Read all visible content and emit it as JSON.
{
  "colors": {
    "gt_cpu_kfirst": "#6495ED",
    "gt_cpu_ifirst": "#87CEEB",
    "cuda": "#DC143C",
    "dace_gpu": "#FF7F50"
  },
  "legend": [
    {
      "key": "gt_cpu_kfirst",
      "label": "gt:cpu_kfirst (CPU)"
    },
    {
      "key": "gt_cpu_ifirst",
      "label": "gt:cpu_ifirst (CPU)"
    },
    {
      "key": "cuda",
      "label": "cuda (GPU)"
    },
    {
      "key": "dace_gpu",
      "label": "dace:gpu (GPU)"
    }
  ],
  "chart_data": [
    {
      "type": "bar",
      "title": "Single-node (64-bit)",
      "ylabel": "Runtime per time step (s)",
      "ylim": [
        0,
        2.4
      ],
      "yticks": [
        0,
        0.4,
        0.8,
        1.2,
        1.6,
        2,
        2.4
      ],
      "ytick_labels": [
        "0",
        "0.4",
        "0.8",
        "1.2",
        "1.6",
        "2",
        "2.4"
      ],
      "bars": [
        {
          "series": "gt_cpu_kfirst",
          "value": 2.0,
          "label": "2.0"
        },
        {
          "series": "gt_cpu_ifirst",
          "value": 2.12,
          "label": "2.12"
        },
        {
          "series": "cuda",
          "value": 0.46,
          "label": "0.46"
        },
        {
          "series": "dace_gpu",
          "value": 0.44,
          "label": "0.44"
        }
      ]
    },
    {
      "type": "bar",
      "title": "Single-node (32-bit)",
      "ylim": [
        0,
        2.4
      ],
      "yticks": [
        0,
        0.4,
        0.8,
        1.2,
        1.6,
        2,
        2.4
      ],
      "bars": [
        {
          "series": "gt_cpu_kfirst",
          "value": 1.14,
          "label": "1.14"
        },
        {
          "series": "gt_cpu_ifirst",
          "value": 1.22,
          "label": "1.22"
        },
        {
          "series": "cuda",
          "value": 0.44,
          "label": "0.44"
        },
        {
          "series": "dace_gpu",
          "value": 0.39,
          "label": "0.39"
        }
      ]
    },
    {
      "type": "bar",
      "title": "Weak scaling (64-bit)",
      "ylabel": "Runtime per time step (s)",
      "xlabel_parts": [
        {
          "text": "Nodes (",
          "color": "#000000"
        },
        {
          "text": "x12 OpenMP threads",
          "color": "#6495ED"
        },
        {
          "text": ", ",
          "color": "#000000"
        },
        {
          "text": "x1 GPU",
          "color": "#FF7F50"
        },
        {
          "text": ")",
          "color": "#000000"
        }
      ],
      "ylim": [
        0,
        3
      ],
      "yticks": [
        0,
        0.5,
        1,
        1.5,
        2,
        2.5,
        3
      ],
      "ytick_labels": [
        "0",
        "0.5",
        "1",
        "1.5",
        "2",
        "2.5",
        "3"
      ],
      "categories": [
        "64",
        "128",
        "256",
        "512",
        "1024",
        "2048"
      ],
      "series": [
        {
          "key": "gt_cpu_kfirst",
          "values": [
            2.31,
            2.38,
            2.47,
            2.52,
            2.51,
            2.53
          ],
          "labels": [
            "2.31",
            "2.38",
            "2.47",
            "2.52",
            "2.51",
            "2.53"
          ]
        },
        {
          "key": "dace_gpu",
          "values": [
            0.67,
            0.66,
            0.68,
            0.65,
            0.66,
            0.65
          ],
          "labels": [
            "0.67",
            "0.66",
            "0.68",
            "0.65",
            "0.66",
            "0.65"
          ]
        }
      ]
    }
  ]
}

• _Short exercise_
Return every entry verbatim.

• _Reply_
Read all visible content and emit it as JSON.
{
  "colors": {
    "gt_cpu_kfirst": "#6495ED",
    "gt_cpu_ifirst": "#87CEEB",
    "cuda": "#DC143C",
    "dace_gpu": "#FF7F50"
  },
  "legend": [
    {
      "key": "gt_cpu_kfirst",
      "label": "gt:cpu_kfirst (CPU)"
    },
    {
      "key": "gt_cpu_ifirst",
      "label": "gt:cpu_ifirst (CPU)"
    },
    {
      "key": "cuda",
      "label": "cuda (GPU)"
    },
    {
      "key": "dace_gpu",
      "label": "dace:gpu (GPU)"
    }
  ],
  "chart_data": [
    {
      "type": "bar",
      "title": "Single-node (64-bit)",
      "ylabel": "Runtime per time step (s)",
      "ylim": [
        0,
        2.4
      ],
      "yticks": [
        0,
        0.4,
        0.8,
        1.2,
        1.6,
        2,
        2.4
      ],
      "ytick_labels": [
        "0",
        "0.4",
        "0.8",
        "1.2",
        "1.6",
        "2",
        "2.4"
      ],
      "bars": [
        {
          "series": "gt_cpu_kfirst",
          "value": 2.0,
          "label": "2.0"
        },
        {
          "series": "gt_cpu_ifirst",
          "value": 2.12,
          "label": "2.12"
        },
        {
          "series": "cuda",
          "value": 0.46,
          "label": "0.46"
        },
        {
          "series": "dace_gpu",
          "value": 0.44,
          "label": "0.44"
        }
      ]
    },
    {
      "type": "bar",
      "title": "Single-node (32-bit)",
      "ylim": [
        0,
        2.4
      ],
      "yticks": [
        0,
        0.4,
        0.8,
        1.2,
        1.6,
        2,
        2.4
      ],
      "bars": [
        {
          "series": "gt_cpu_kfirst",
          "value": 1.14,
          "label": "1.14"
        },
        {
          "series": "gt_cpu_ifirst",
          "value": 1.22,
          "label": "1.22"
        },
        {
          "series": "cuda",
          "value": 0.44,
          "label": "0.44"
        },
        {
          "series": "dace_gpu",
          "value": 0.39,
          "label": "0.39"
        }
      ]
    },
    {
      "type": "bar",
      "title": "Weak scaling (64-bit)",
      "ylabel": "Runtime per time step (s)",
      "xlabel_parts": [
        {
          "text": "Nodes (",
          "color": "#000000"
        },
        {
          "text": "x12 OpenMP threads",
          "color": "#6495ED"
        },
        {
          "text": ", ",
          "color": "#000000"
        },
        {
          "text": "x1 GPU",
          "color": "#FF7F50"
        },
        {
          "text": ")",
          "color": "#000000"
        }
      ],
      "ylim": [
        0,
        3
      ],
      "yticks": [
        0,
        0.5,
        1,
        1.5,
        2,
        2.5,
        3
      ],
      "ytick_labels": [
        "0",
        "0.5",
        "1",
        "1.5",
        "2",
        "2.5",
        "3"
      ],
      "categories": [
        "64",
        "128",
        "256",
        "512",
        "1024",
        "2048"
      ],
      "series": [
        {
          "key": "gt_cpu_kfirst",
          "values": [
            2.31,
            2.38,
            2.47,
            2.52,
            2.51,
            2.53
          ],
          "labels": [
            "2.31",
            "2.38",
            "2.47",
            "2.52",
            "2.51",
            "2.53"
          ]
        },
        {
          "key": "dace_gpu",
          "values": [
            0.67,
            0.66,
            0.68,
            0.65,
            0.66,
            0.65
          ],
          "labels": [
            "0.67",
            "0.66",
            "0.68",
            "0.65",
            "0.66",
            "0.65"
          ]
        }
      ]
    }
  ]
}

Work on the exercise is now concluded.